YOUR OBJECTIVE:
Reproduce the items verbatim from their start through the line containing "tagline-line-2: for women: [678, 843, 732, 857]", both ends included.

DATA PROVIDED:
** START **

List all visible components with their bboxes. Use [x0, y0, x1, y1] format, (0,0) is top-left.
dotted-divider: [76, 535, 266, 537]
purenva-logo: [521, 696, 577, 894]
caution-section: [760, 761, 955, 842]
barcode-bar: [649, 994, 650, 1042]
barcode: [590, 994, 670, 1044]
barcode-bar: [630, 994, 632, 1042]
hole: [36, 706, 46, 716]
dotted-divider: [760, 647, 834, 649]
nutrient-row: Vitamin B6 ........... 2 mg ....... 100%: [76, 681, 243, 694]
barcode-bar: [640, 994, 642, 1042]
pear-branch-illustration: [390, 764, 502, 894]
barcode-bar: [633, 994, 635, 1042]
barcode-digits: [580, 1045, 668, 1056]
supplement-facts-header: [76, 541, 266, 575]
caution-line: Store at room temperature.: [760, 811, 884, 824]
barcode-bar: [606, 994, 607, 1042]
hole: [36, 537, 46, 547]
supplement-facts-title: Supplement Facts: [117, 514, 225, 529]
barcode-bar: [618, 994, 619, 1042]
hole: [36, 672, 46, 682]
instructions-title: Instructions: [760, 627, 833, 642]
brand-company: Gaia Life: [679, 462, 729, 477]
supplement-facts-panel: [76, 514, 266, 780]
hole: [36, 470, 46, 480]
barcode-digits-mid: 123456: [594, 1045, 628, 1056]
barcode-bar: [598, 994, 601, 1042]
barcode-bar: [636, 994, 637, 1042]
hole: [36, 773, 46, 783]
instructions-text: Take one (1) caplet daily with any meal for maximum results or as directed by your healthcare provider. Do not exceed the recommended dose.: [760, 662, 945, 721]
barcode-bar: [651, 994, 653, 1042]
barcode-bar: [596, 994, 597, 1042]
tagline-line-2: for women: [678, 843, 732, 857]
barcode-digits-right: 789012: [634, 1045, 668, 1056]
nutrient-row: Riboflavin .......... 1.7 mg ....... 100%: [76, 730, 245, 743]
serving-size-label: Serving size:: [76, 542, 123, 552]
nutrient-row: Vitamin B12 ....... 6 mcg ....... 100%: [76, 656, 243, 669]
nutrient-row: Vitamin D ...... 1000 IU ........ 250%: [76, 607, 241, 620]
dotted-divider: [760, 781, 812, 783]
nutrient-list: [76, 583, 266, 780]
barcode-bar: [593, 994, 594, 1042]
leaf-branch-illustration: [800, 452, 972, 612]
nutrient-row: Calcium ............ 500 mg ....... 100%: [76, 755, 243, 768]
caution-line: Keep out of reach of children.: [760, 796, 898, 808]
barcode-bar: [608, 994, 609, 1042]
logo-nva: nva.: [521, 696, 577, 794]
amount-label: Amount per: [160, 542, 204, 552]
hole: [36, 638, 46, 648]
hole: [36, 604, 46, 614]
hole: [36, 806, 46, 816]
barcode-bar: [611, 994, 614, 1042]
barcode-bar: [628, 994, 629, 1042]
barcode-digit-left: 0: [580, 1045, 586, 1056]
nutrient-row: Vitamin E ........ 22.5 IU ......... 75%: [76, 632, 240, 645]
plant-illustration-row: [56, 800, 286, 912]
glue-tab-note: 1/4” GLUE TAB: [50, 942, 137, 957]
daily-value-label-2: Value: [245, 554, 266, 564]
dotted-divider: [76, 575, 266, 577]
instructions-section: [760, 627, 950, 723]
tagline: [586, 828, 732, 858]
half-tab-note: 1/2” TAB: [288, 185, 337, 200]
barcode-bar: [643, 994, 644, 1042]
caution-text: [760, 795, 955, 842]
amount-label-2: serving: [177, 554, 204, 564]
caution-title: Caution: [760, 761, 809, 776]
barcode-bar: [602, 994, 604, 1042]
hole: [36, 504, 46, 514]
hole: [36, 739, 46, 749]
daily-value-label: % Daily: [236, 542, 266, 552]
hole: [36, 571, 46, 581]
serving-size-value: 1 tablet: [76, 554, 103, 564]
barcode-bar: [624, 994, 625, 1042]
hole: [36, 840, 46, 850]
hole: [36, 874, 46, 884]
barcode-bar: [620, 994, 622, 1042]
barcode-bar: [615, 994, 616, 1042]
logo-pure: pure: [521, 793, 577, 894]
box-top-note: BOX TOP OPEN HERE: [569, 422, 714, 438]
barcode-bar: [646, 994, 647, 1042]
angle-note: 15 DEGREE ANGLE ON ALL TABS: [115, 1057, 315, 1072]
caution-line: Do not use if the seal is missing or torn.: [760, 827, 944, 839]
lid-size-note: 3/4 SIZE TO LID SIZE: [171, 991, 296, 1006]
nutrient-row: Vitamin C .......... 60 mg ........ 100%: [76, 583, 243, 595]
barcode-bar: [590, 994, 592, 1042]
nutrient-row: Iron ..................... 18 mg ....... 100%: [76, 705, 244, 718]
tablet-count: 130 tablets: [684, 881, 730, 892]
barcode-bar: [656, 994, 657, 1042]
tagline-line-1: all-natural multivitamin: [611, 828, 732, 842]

** END **

REPLY:
List all visible components with their bboxes. Use [x0, y0, x1, y1] format, (0,0) is top-left.
dotted-divider: [76, 535, 266, 537]
purenva-logo: [521, 696, 577, 894]
caution-section: [760, 761, 955, 842]
barcode-bar: [649, 994, 650, 1042]
barcode: [590, 994, 670, 1044]
barcode-bar: [630, 994, 632, 1042]
hole: [36, 706, 46, 716]
dotted-divider: [760, 647, 834, 649]
nutrient-row: Vitamin B6 ........... 2 mg ....... 100%: [76, 681, 243, 694]
barcode-bar: [640, 994, 642, 1042]
pear-branch-illustration: [390, 764, 502, 894]
barcode-bar: [633, 994, 635, 1042]
barcode-digits: [580, 1045, 668, 1056]
supplement-facts-header: [76, 541, 266, 575]
caution-line: Store at room temperature.: [760, 811, 884, 824]
barcode-bar: [606, 994, 607, 1042]
hole: [36, 537, 46, 547]
supplement-facts-title: Supplement Facts: [117, 514, 225, 529]
barcode-bar: [618, 994, 619, 1042]
hole: [36, 672, 46, 682]
instructions-title: Instructions: [760, 627, 833, 642]
brand-company: Gaia Life: [679, 462, 729, 477]
supplement-facts-panel: [76, 514, 266, 780]
hole: [36, 470, 46, 480]
barcode-digits-mid: 123456: [594, 1045, 628, 1056]
barcode-bar: [598, 994, 601, 1042]
barcode-bar: [636, 994, 637, 1042]
hole: [36, 773, 46, 783]
instructions-text: Take one (1) caplet daily with any meal for maximum results or as directed by your healthcare provider. Do not exceed the recommended dose.: [760, 662, 945, 721]
barcode-bar: [651, 994, 653, 1042]
barcode-bar: [596, 994, 597, 1042]
tagline-line-2: for women: [678, 843, 732, 857]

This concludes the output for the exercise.